Figure contents as structured data
··········

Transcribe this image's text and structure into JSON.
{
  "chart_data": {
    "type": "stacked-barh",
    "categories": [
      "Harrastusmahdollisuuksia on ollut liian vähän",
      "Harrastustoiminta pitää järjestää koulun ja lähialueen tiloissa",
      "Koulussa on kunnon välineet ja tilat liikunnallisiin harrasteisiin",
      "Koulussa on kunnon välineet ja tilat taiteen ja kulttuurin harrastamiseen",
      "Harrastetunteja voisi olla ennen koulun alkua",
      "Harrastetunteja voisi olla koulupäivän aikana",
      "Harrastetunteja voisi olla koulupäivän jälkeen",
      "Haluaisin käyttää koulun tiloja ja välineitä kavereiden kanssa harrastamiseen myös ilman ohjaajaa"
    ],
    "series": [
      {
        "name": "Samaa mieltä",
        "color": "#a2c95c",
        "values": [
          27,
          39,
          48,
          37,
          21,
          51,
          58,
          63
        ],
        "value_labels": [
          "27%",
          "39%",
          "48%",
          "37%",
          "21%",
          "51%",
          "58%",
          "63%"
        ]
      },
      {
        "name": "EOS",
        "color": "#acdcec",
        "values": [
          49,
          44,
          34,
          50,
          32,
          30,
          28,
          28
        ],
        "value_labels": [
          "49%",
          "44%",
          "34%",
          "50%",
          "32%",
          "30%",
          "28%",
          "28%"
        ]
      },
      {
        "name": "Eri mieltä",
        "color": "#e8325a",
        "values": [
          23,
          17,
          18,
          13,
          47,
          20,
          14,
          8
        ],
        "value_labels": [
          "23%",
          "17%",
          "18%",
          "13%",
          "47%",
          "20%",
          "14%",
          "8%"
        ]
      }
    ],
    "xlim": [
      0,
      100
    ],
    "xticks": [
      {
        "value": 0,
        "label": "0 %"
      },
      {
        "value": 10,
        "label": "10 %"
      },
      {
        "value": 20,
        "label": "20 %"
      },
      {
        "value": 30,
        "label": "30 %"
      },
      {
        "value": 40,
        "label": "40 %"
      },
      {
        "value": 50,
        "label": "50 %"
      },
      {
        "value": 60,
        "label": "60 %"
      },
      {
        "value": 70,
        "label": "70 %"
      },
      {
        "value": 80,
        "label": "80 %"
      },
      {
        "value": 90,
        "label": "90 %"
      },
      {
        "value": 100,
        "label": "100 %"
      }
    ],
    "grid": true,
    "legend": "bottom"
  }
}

··········

Copy out every line of the data above, exactly as given.

EXERCISE OUTPUT
Transcribe this image's text and structure into JSON.
{
  "chart_data": {
    "type": "stacked-barh",
    "categories": [
      "Harrastusmahdollisuuksia on ollut liian vähän",
      "Harrastustoiminta pitää järjestää koulun ja lähialueen tiloissa",
      "Koulussa on kunnon välineet ja tilat liikunnallisiin harrasteisiin",
      "Koulussa on kunnon välineet ja tilat taiteen ja kulttuurin harrastamiseen",
      "Harrastetunteja voisi olla ennen koulun alkua",
      "Harrastetunteja voisi olla koulupäivän aikana",
      "Harrastetunteja voisi olla koulupäivän jälkeen",
      "Haluaisin käyttää koulun tiloja ja välineitä kavereiden kanssa harrastamiseen myös ilman ohjaajaa"
    ],
    "series": [
      {
        "name": "Samaa mieltä",
        "color": "#a2c95c",
        "values": [
          27,
          39,
          48,
          37,
          21,
          51,
          58,
          63
        ],
        "value_labels": [
          "27%",
          "39%",
          "48%",
          "37%",
          "21%",
          "51%",
          "58%",
          "63%"
        ]
      },
      {
        "name": "EOS",
        "color": "#acdcec",
        "values": [
          49,
          44,
          34,
          50,
          32,
          30,
          28,
          28
        ],
        "value_labels": [
          "49%",
          "44%",
          "34%",
          "50%",
          "32%",
          "30%",
          "28%",
          "28%"
        ]
      },
      {
        "name": "Eri mieltä",
        "color": "#e8325a",
        "values": [
          23,
          17,
          18,
          13,
          47,
          20,
          14,
          8
        ],
        "value_labels": [
          "23%",
          "17%",
          "18%",
          "13%",
          "47%",
          "20%",
          "14%",
          "8%"
        ]
      }
    ],
    "xlim": [
      0,
      100
    ],
    "xticks": [
      {
        "value": 0,
        "label": "0 %"
      },
      {
        "value": 10,
        "label": "10 %"
      },
      {
        "value": 20,
        "label": "20 %"
      },
      {
        "value": 30,
        "label": "30 %"
      },
      {
        "value": 40,
        "label": "40 %"
      },
      {
        "value": 50,
        "label": "50 %"
      },
      {
        "value": 60,
        "label": "60 %"
      },
      {
        "value": 70,
        "label": "70 %"
      },
      {
        "value": 80,
        "label": "80 %"
      },
      {
        "value": 90,
        "label": "90 %"
      },
      {
        "value": 100,
        "label": "100 %"
      }
    ],
    "grid": true,
    "legend": "bottom"
  }
}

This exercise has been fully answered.